Stated exercise = Entries follow. Set all of them down as they stand.

** START OF Material provided **

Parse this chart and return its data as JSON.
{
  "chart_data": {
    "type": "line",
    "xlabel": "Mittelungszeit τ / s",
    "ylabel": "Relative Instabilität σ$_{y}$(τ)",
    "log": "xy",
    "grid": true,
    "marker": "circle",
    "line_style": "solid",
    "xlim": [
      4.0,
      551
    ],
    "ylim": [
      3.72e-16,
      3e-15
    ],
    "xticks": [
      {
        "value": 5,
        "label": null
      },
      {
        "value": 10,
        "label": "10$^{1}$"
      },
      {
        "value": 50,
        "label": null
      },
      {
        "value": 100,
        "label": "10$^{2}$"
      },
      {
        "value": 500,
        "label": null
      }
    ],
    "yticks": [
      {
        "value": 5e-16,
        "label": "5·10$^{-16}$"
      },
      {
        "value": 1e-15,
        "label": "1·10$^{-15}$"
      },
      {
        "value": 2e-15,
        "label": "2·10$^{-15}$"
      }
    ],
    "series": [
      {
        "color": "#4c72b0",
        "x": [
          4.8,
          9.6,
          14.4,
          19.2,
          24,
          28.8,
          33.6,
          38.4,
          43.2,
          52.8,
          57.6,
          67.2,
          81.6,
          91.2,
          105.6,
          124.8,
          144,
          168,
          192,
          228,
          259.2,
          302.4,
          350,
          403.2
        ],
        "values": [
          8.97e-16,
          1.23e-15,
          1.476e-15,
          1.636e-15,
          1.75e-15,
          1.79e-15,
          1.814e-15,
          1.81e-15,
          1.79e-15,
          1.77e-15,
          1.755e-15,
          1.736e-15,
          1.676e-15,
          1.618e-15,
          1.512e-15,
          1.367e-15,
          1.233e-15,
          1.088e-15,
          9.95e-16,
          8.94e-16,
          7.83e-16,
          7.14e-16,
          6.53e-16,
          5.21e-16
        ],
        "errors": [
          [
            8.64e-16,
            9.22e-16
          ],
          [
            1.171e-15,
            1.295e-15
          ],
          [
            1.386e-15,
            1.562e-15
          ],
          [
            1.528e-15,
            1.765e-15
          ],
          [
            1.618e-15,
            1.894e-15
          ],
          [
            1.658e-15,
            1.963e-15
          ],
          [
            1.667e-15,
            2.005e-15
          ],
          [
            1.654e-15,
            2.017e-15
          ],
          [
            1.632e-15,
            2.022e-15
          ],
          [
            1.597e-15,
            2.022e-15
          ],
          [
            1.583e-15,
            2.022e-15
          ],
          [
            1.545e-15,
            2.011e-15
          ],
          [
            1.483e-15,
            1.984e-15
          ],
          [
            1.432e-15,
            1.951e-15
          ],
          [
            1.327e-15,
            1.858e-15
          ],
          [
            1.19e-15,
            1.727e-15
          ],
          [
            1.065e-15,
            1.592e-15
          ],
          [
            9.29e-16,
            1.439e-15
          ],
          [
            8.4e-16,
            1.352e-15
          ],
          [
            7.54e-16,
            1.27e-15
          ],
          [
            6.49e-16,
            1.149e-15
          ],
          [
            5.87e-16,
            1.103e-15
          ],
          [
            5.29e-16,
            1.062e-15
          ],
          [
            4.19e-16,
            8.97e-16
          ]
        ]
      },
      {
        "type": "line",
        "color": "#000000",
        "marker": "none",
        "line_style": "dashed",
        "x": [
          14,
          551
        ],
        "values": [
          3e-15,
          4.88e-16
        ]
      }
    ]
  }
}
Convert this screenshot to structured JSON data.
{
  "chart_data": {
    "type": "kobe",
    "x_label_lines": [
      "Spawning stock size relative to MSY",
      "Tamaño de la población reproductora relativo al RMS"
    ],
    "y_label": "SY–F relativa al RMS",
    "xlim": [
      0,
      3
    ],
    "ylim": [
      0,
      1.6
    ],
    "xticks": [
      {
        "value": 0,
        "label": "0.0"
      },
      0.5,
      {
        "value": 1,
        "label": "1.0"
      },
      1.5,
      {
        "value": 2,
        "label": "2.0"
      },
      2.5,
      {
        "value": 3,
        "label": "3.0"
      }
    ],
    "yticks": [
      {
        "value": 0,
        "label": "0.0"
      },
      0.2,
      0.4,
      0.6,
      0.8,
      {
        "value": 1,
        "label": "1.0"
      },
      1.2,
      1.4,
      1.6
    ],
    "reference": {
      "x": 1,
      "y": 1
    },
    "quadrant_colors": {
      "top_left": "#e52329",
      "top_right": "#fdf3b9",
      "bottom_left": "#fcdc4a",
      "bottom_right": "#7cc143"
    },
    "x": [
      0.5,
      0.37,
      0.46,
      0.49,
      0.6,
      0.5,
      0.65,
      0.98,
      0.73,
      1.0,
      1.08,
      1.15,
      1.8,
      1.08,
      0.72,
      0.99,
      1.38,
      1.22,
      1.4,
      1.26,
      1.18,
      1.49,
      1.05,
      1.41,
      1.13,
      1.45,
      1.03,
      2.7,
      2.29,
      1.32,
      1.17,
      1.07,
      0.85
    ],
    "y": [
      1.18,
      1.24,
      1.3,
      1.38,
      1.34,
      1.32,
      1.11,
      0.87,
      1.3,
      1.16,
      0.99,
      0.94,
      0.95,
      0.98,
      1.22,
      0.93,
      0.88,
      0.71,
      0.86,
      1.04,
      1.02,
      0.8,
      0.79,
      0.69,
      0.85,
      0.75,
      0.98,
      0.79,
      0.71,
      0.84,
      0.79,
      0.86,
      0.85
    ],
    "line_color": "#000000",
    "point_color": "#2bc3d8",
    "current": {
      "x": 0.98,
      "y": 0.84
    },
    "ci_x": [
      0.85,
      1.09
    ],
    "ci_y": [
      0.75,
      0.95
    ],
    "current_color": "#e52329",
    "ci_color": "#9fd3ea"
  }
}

** END OF Material provided **

Reply to the task =
Parse this chart and return its data as JSON.
{
  "chart_data": {
    "type": "line",
    "xlabel": "Mittelungszeit τ / s",
    "ylabel": "Relative Instabilität σ$_{y}$(τ)",
    "log": "xy",
    "grid": true,
    "marker": "circle",
    "line_style": "solid",
    "xlim": [
      4.0,
      551
    ],
    "ylim": [
      3.72e-16,
      3e-15
    ],
    "xticks": [
      {
        "value": 5,
        "label": null
      },
      {
        "value": 10,
        "label": "10$^{1}$"
      },
      {
        "value": 50,
        "label": null
      },
      {
        "value": 100,
        "label": "10$^{2}$"
      },
      {
        "value": 500,
        "label": null
      }
    ],
    "yticks": [
      {
        "value": 5e-16,
        "label": "5·10$^{-16}$"
      },
      {
        "value": 1e-15,
        "label": "1·10$^{-15}$"
      },
      {
        "value": 2e-15,
        "label": "2·10$^{-15}$"
      }
    ],
    "series": [
      {
        "color": "#4c72b0",
        "x": [
          4.8,
          9.6,
          14.4,
          19.2,
          24,
          28.8,
          33.6,
          38.4,
          43.2,
          52.8,
          57.6,
          67.2,
          81.6,
          91.2,
          105.6,
          124.8,
          144,
          168,
          192,
          228,
          259.2,
          302.4,
          350,
          403.2
        ],
        "values": [
          8.97e-16,
          1.23e-15,
          1.476e-15,
          1.636e-15,
          1.75e-15,
          1.79e-15,
          1.814e-15,
          1.81e-15,
          1.79e-15,
          1.77e-15,
          1.755e-15,
          1.736e-15,
          1.676e-15,
          1.618e-15,
          1.512e-15,
          1.367e-15,
          1.233e-15,
          1.088e-15,
          9.95e-16,
          8.94e-16,
          7.83e-16,
          7.14e-16,
          6.53e-16,
          5.21e-16
        ],
        "errors": [
          [
            8.64e-16,
            9.22e-16
          ],
          [
            1.171e-15,
            1.295e-15
          ],
          [
            1.386e-15,
            1.562e-15
          ],
          [
            1.528e-15,
            1.765e-15
          ],
          [
            1.618e-15,
            1.894e-15
          ],
          [
            1.658e-15,
            1.963e-15
          ],
          [
            1.667e-15,
            2.005e-15
          ],
          [
            1.654e-15,
            2.017e-15
          ],
          [
            1.632e-15,
            2.022e-15
          ],
          [
            1.597e-15,
            2.022e-15
          ],
          [
            1.583e-15,
            2.022e-15
          ],
          [
            1.545e-15,
            2.011e-15
          ],
          [
            1.483e-15,
            1.984e-15
          ],
          [
            1.432e-15,
            1.951e-15
          ],
          [
            1.327e-15,
            1.858e-15
          ],
          [
            1.19e-15,
            1.727e-15
          ],
          [
            1.065e-15,
            1.592e-15
          ],
          [
            9.29e-16,
            1.439e-15
          ],
          [
            8.4e-16,
            1.352e-15
          ],
          [
            7.54e-16,
            1.27e-15
          ],
          [
            6.49e-16,
            1.149e-15
          ],
          [
            5.87e-16,
            1.103e-15
          ],
          [
            5.29e-16,
            1.062e-15
          ],
          [
            4.19e-16,
            8.97e-16
          ]
        ]
      },
      {
        "type": "line",
        "color": "#000000",
        "marker": "none",
        "line_style": "dashed",
        "x": [
          14,
          551
        ],
        "values": [
          3e-15,
          4.88e-16
        ]
      }
    ]
  }
}
Convert this screenshot to structured JSON data.
{
  "chart_data": {
    "type": "kobe",
    "x_label_lines": [
      "Spawning stock size relative to MSY",
      "Tamaño de la población reproductora relativo al RMS"
    ],
    "y_label": "SY–F relativa al RMS",
    "xlim": [
      0,
      3
    ],
    "ylim": [
      0,
      1.6
    ],
    "xticks": [
      {
        "value": 0,
        "label": "0.0"
      },
      0.5,
      {
        "value": 1,
        "label": "1.0"
      },
      1.5,
      {
        "value": 2,
        "label": "2.0"
      },
      2.5,
      {
        "value": 3,
        "label": "3.0"
      }
    ],
    "yticks": [
      {
        "value": 0,
        "label": "0.0"
      },
      0.2,
      0.4,
      0.6,
      0.8,
      {
        "value": 1,
        "label": "1.0"
      },
      1.2,
      1.4,
      1.6
    ],
    "reference": {
      "x": 1,
      "y": 1
    },
    "quadrant_colors": {
      "top_left": "#e52329",
      "top_right": "#fdf3b9",
      "bottom_left": "#fcdc4a",
      "bottom_right": "#7cc143"
    },
    "x": [
      0.5,
      0.37,
      0.46,
      0.49,
      0.6,
      0.5,
      0.65,
      0.98,
      0.73,
      1.0,
      1.08,
      1.15,
      1.8,
      1.08,
      0.72,
      0.99,
      1.38,
      1.22,
      1.4,
      1.26,
      1.18,
      1.49,
      1.05,
      1.41,
      1.13,
      1.45,
      1.03,
      2.7,
      2.29,
      1.32,
      1.17,
      1.07,
      0.85
    ],
    "y": [
      1.18,
      1.24,
      1.3,
      1.38,
      1.34,
      1.32,
      1.11,
      0.87,
      1.3,
      1.16,
      0.99,
      0.94,
      0.95,
      0.98,
      1.22,
      0.93,
      0.88,
      0.71,
      0.86,
      1.04,
      1.02,
      0.8,
      0.79,
      0.69,
      0.85,
      0.75,
      0.98,
      0.79,
      0.71,
      0.84,
      0.79,
      0.86,
      0.85
    ],
    "line_color": "#000000",
    "point_color": "#2bc3d8",
    "current": {
      "x": 0.98,
      "y": 0.84
    },
    "ci_x": [
      0.85,
      1.09
    ],
    "ci_y": [
      0.75,
      0.95
    ],
    "current_color": "#e52329",
    "ci_color": "#9fd3ea"
  }
}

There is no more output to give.